Output each entry verbatim and exclude every picture from it.

##### SUPPLIED MATERIAL #####

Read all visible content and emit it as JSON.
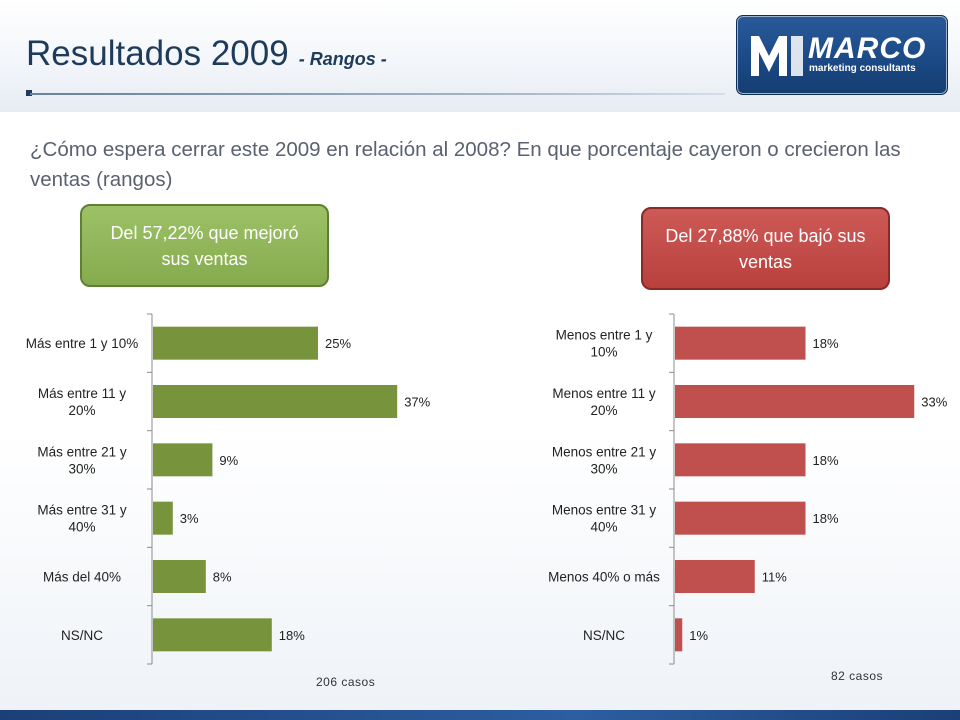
{
  "header": {
    "title": "Resultados 2009",
    "subtitle": "- Rangos -"
  },
  "logo": {
    "name": "MARCO",
    "tagline": "marketing consultants"
  },
  "question": "¿Cómo espera cerrar este 2009 en relación al 2008? En que porcentaje cayeron o crecieron las  ventas (rangos)",
  "callouts": {
    "left": "Del 57,22% que mejoró sus ventas",
    "right": "Del 27,88% que bajó sus ventas"
  },
  "colors": {
    "left_bar": "#77933c",
    "right_bar": "#c0504d",
    "title": "#1f3b5c"
  },
  "chart_data": [
    {
      "type": "bar",
      "orientation": "horizontal",
      "title": "Del 57,22% que mejoró sus ventas",
      "categories": [
        [
          "Más entre 1 y 10%"
        ],
        [
          "Más entre 11 y",
          "20%"
        ],
        [
          "Más entre 21 y",
          "30%"
        ],
        [
          "Más entre 31 y",
          "40%"
        ],
        [
          "Más del 40%"
        ],
        [
          "NS/NC"
        ]
      ],
      "values": [
        25,
        37,
        9,
        3,
        8,
        18
      ],
      "labels": [
        "25%",
        "37%",
        "9%",
        "3%",
        "8%",
        "18%"
      ],
      "unit": "%",
      "cases": "206 casos"
    },
    {
      "type": "bar",
      "orientation": "horizontal",
      "title": "Del 27,88% que bajó sus ventas",
      "categories": [
        [
          "Menos entre 1 y",
          "10%"
        ],
        [
          "Menos entre 11 y",
          "20%"
        ],
        [
          "Menos entre 21 y",
          "30%"
        ],
        [
          "Menos entre 31 y",
          "40%"
        ],
        [
          "Menos 40% o más"
        ],
        [
          "NS/NC"
        ]
      ],
      "values": [
        18,
        33,
        18,
        18,
        11,
        1
      ],
      "labels": [
        "18%",
        "33%",
        "18%",
        "18%",
        "11%",
        "1%"
      ],
      "unit": "%",
      "cases": "82 casos"
    }
  ]
}
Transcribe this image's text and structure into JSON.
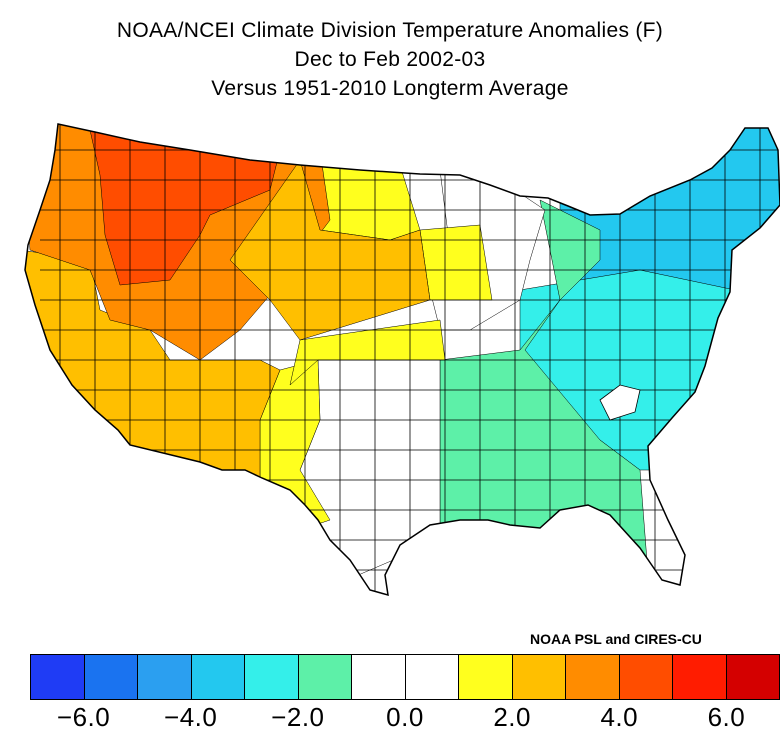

#####

■ ANSWER TO THE TASK ■
Read all visible content and emit it as JSON.
{
  "header": {
    "title": "Resultados 2009",
    "subtitle": "- Rangos -"
  },
  "logo": {
    "name": "MARCO",
    "tagline": "marketing consultants"
  },
  "question": "¿Cómo espera cerrar este 2009 en relación al 2008? En que porcentaje cayeron o crecieron las  ventas (rangos)",
  "callouts": {
    "left": "Del 57,22% que mejoró sus ventas",
    "right": "Del 27,88% que bajó sus ventas"
  },
  "colors": {
    "left_bar": "#77933c",
    "right_bar": "#c0504d",
    "title": "#1f3b5c"
  },
  "chart_data": [
    {
      "type": "bar",
      "orientation": "horizontal",
      "title": "Del 57,22% que mejoró sus ventas",
      "categories": [
        [
          "Más entre 1 y 10%"
        ],
        [
          "Más entre 11 y",
          "20%"
        ],
        [
          "Más entre 21 y",
          "30%"
        ],
        [
          "Más entre 31 y",
          "40%"
        ],
        [
          "Más del 40%"
        ],
        [
          "NS/NC"
        ]
      ],
      "values": [
        25,
        37,
        9,
        3,
        8,
        18
      ],
      "labels": [
        "25%",
        "37%",
        "9%",
        "3%",
        "8%",
        "18%"
      ],
      "unit": "%",
      "cases": "206 casos"
    },
    {
      "type": "bar",
      "orientation": "horizontal",
      "title": "Del 27,88% que bajó sus ventas",
      "categories": [
        [
          "Menos entre 1 y",
          "10%"
        ],
        [
          "Menos entre 11 y",
          "20%"
        ],
        [
          "Menos entre 21 y",
          "30%"
        ],
        [
          "Menos entre 31 y",
          "40%"
        ],
        [
          "Menos 40% o más"
        ],
        [
          "NS/NC"
        ]
      ],
      "values": [
        18,
        33,
        18,
        18,
        11,
        1
      ],
      "labels": [
        "18%",
        "33%",
        "18%",
        "18%",
        "11%",
        "1%"
      ],
      "unit": "%",
      "cases": "82 casos"
    }
  ]
}
Transcribe this image's text and structure into JSON.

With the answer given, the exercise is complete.